_WHAT IS BEING ASKED_.
Each record below must be returned exactly as shown.
==*==
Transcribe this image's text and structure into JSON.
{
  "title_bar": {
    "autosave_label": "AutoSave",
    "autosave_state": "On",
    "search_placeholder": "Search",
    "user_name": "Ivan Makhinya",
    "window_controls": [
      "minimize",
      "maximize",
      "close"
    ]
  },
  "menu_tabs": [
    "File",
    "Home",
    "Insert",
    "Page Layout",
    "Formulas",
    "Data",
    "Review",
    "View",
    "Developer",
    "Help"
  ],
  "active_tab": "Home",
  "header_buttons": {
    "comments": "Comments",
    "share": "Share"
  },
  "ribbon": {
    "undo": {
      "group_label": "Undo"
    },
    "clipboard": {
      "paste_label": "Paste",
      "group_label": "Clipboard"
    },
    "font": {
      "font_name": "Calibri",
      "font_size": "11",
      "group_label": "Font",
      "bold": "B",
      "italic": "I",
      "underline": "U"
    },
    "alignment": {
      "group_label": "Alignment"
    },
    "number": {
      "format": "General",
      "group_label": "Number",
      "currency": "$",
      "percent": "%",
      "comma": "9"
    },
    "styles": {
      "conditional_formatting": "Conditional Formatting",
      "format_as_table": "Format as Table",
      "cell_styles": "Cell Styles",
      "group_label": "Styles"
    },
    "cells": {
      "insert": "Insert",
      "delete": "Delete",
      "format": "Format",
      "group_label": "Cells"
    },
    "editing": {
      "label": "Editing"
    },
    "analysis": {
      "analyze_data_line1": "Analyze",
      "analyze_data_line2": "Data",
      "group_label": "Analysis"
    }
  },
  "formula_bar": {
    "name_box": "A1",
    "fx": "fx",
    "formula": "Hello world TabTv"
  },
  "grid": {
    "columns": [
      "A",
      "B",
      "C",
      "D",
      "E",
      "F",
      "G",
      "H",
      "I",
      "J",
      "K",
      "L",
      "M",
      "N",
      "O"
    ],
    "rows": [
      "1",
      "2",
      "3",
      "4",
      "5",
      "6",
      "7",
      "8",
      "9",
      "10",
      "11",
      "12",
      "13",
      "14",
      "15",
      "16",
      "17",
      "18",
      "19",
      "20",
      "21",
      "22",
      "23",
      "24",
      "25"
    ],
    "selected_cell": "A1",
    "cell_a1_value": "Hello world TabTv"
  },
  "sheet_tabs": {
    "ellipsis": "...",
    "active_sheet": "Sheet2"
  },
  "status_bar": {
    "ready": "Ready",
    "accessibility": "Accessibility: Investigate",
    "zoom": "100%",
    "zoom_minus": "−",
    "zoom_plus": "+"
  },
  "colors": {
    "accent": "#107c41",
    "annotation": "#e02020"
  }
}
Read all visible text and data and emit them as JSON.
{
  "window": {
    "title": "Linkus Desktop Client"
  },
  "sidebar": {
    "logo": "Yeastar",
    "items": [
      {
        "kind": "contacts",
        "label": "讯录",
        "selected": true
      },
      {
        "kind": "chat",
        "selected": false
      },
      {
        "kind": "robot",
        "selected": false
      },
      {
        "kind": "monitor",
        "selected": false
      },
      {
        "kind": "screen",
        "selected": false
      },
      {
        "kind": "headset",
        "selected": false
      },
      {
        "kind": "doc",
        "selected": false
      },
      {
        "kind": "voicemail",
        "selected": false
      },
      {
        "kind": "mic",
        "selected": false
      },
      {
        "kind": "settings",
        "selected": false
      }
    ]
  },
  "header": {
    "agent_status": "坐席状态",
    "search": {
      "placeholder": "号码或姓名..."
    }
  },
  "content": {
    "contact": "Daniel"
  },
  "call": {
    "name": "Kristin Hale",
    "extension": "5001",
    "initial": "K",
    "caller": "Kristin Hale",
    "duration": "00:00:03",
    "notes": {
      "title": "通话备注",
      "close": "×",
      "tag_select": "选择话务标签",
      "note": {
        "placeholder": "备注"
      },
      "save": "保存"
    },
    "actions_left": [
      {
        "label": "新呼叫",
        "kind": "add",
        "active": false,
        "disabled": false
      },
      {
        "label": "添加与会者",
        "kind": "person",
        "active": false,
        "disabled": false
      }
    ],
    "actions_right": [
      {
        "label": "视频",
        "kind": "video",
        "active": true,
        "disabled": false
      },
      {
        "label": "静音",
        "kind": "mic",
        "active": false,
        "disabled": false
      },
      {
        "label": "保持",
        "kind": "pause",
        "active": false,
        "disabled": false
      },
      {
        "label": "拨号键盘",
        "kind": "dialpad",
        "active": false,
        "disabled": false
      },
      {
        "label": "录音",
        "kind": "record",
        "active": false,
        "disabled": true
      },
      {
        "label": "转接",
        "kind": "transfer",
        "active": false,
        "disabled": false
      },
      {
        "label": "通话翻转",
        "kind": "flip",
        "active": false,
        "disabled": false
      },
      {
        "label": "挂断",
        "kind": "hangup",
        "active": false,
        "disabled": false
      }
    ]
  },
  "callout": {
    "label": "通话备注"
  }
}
==*==
_CORRECT RESPONSE_.
Transcribe this image's text and structure into JSON.
{
  "title_bar": {
    "autosave_label": "AutoSave",
    "autosave_state": "On",
    "search_placeholder": "Search",
    "user_name": "Ivan Makhinya",
    "window_controls": [
      "minimize",
      "maximize",
      "close"
    ]
  },
  "menu_tabs": [
    "File",
    "Home",
    "Insert",
    "Page Layout",
    "Formulas",
    "Data",
    "Review",
    "View",
    "Developer",
    "Help"
  ],
  "active_tab": "Home",
  "header_buttons": {
    "comments": "Comments",
    "share": "Share"
  },
  "ribbon": {
    "undo": {
      "group_label": "Undo"
    },
    "clipboard": {
      "paste_label": "Paste",
      "group_label": "Clipboard"
    },
    "font": {
      "font_name": "Calibri",
      "font_size": "11",
      "group_label": "Font",
      "bold": "B",
      "italic": "I",
      "underline": "U"
    },
    "alignment": {
      "group_label": "Alignment"
    },
    "number": {
      "format": "General",
      "group_label": "Number",
      "currency": "$",
      "percent": "%",
      "comma": "9"
    },
    "styles": {
      "conditional_formatting": "Conditional Formatting",
      "format_as_table": "Format as Table",
      "cell_styles": "Cell Styles",
      "group_label": "Styles"
    },
    "cells": {
      "insert": "Insert",
      "delete": "Delete",
      "format": "Format",
      "group_label": "Cells"
    },
    "editing": {
      "label": "Editing"
    },
    "analysis": {
      "analyze_data_line1": "Analyze",
      "analyze_data_line2": "Data",
      "group_label": "Analysis"
    }
  },
  "formula_bar": {
    "name_box": "A1",
    "fx": "fx",
    "formula": "Hello world TabTv"
  },
  "grid": {
    "columns": [
      "A",
      "B",
      "C",
      "D",
      "E",
      "F",
      "G",
      "H",
      "I",
      "J",
      "K",
      "L",
      "M",
      "N",
      "O"
    ],
    "rows": [
      "1",
      "2",
      "3",
      "4",
      "5",
      "6",
      "7",
      "8",
      "9",
      "10",
      "11",
      "12",
      "13",
      "14",
      "15",
      "16",
      "17",
      "18",
      "19",
      "20",
      "21",
      "22",
      "23",
      "24",
      "25"
    ],
    "selected_cell": "A1",
    "cell_a1_value": "Hello world TabTv"
  },
  "sheet_tabs": {
    "ellipsis": "...",
    "active_sheet": "Sheet2"
  },
  "status_bar": {
    "ready": "Ready",
    "accessibility": "Accessibility: Investigate",
    "zoom": "100%",
    "zoom_minus": "−",
    "zoom_plus": "+"
  },
  "colors": {
    "accent": "#107c41",
    "annotation": "#e02020"
  }
}
Read all visible text and data and emit them as JSON.
{
  "window": {
    "title": "Linkus Desktop Client"
  },
  "sidebar": {
    "logo": "Yeastar",
    "items": [
      {
        "kind": "contacts",
        "label": "讯录",
        "selected": true
      },
      {
        "kind": "chat",
        "selected": false
      },
      {
        "kind": "robot",
        "selected": false
      },
      {
        "kind": "monitor",
        "selected": false
      },
      {
        "kind": "screen",
        "selected": false
      },
      {
        "kind": "headset",
        "selected": false
      },
      {
        "kind": "doc",
        "selected": false
      },
      {
        "kind": "voicemail",
        "selected": false
      },
      {
        "kind": "mic",
        "selected": false
      },
      {
        "kind": "settings",
        "selected": false
      }
    ]
  },
  "header": {
    "agent_status": "坐席状态",
    "search": {
      "placeholder": "号码或姓名..."
    }
  },
  "content": {
    "contact": "Daniel"
  },
  "call": {
    "name": "Kristin Hale",
    "extension": "5001",
    "initial": "K",
    "caller": "Kristin Hale",
    "duration": "00:00:03",
    "notes": {
      "title": "通话备注",
      "close": "×",
      "tag_select": "选择话务标签",
      "note": {
        "placeholder": "备注"
      },
      "save": "保存"
    },
    "actions_left": [
      {
        "label": "新呼叫",
        "kind": "add",
        "active": false,
        "disabled": false
      },
      {
        "label": "添加与会者",
        "kind": "person",
        "active": false,
        "disabled": false
      }
    ],
    "actions_right": [
      {
        "label": "视频",
        "kind": "video",
        "active": true,
        "disabled": false
      },
      {
        "label": "静音",
        "kind": "mic",
        "active": false,
        "disabled": false
      },
      {
        "label": "保持",
        "kind": "pause",
        "active": false,
        "disabled": false
      },
      {
        "label": "拨号键盘",
        "kind": "dialpad",
        "active": false,
        "disabled": false
      },
      {
        "label": "录音",
        "kind": "record",
        "active": false,
        "disabled": true
      },
      {
        "label": "转接",
        "kind": "transfer",
        "active": false,
        "disabled": false
      },
      {
        "label": "通话翻转",
        "kind": "flip",
        "active": false,
        "disabled": false
      },
      {
        "label": "挂断",
        "kind": "hangup",
        "active": false,
        "disabled": false
      }
    ]
  },
  "callout": {
    "label": "通话备注"
  }
}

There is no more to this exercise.